> _ENTRIES SUPPLIED_
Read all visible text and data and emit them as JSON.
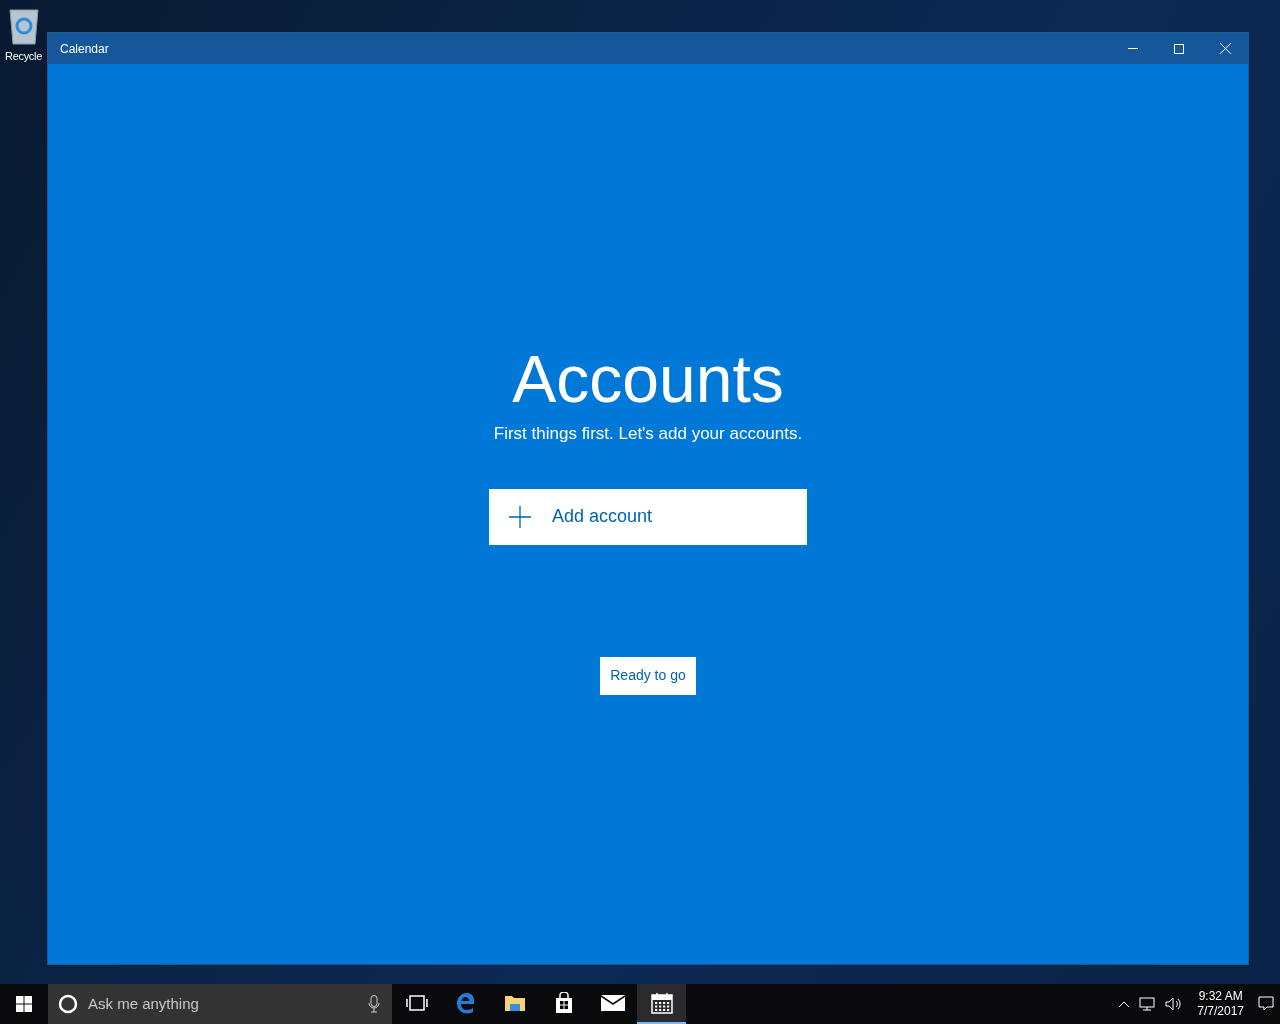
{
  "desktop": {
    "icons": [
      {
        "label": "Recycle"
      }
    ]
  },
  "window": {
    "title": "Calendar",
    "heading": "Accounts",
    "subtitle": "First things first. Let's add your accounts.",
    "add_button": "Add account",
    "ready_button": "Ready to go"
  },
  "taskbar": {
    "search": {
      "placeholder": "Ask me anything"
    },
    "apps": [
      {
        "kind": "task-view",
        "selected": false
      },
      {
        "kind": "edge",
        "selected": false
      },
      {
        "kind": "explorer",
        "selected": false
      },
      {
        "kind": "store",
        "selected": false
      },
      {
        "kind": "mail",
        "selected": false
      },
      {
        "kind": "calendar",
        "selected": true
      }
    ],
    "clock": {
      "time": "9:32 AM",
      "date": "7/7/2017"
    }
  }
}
==
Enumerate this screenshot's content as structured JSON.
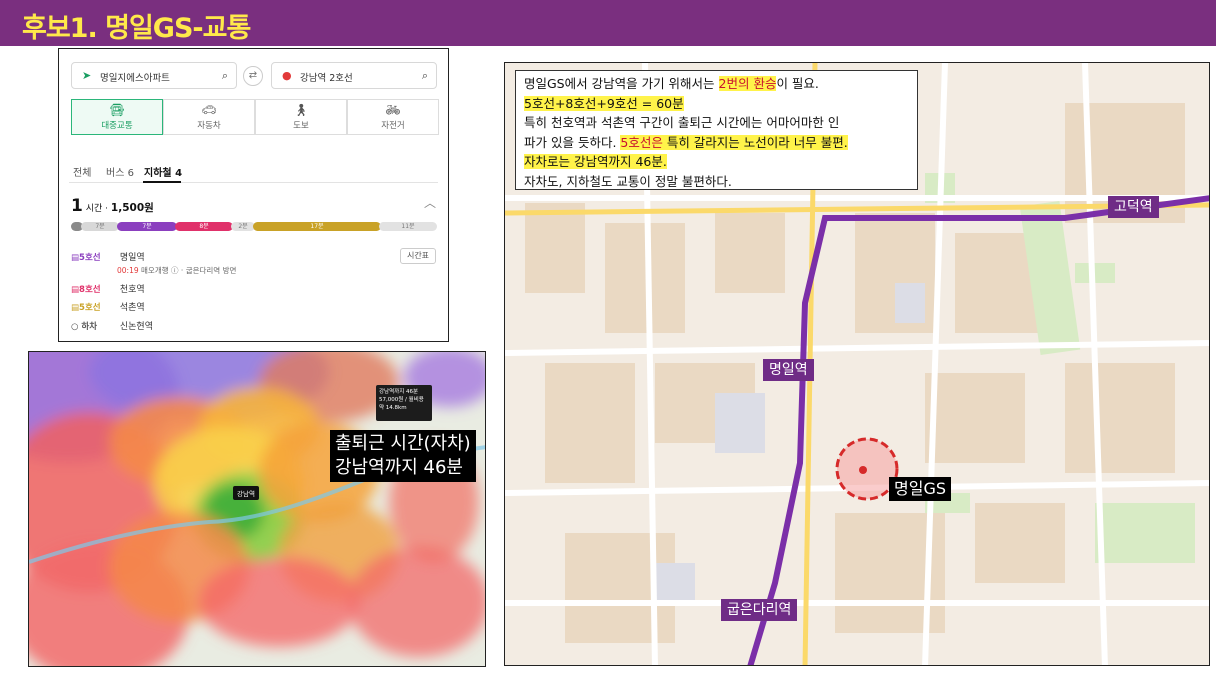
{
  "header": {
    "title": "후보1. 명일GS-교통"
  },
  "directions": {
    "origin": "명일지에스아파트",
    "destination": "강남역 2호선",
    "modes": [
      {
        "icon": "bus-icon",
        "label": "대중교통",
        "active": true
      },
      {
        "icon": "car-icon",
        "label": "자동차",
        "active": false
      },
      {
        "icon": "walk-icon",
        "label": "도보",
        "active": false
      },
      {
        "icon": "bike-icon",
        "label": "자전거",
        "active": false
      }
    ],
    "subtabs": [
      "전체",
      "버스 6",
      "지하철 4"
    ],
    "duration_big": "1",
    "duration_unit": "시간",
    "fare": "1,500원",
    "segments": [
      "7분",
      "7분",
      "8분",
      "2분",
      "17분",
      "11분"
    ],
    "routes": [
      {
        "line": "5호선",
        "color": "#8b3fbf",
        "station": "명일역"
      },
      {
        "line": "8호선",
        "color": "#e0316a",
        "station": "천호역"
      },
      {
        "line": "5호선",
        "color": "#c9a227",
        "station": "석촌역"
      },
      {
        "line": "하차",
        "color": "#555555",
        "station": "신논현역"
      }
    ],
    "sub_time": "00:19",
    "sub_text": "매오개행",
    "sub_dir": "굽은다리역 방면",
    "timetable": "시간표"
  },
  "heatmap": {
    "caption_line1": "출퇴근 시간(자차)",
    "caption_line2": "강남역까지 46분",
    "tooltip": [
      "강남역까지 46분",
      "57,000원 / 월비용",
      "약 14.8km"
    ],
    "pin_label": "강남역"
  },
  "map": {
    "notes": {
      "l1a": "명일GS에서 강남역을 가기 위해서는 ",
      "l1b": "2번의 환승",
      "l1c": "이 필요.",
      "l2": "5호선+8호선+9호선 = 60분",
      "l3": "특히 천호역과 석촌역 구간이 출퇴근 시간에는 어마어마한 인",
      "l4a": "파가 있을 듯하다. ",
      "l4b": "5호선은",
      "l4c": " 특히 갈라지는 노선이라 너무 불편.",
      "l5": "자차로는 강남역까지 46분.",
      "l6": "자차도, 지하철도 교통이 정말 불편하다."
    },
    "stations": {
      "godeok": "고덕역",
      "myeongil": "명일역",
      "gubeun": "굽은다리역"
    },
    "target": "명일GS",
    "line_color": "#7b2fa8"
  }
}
...
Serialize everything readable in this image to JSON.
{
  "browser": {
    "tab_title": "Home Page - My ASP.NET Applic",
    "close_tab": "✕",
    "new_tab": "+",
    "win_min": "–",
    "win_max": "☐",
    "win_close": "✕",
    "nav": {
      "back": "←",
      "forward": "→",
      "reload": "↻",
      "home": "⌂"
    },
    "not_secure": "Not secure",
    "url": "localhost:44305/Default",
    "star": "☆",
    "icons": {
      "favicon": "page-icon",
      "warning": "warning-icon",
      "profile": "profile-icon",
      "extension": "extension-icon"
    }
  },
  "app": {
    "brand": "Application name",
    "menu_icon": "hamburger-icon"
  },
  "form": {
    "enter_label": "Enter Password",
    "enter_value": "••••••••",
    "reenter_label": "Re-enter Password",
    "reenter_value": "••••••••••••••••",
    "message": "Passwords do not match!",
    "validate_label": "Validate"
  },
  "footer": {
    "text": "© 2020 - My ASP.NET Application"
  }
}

> _WHAT THE TASK REQUIRES_
Search the entries for the word "Application" and pick out every line that holds it.

> _RESULT OF THE EXERCISE_
    "brand": "Application name",
    "text": "© 2020 - My ASP.NET Application"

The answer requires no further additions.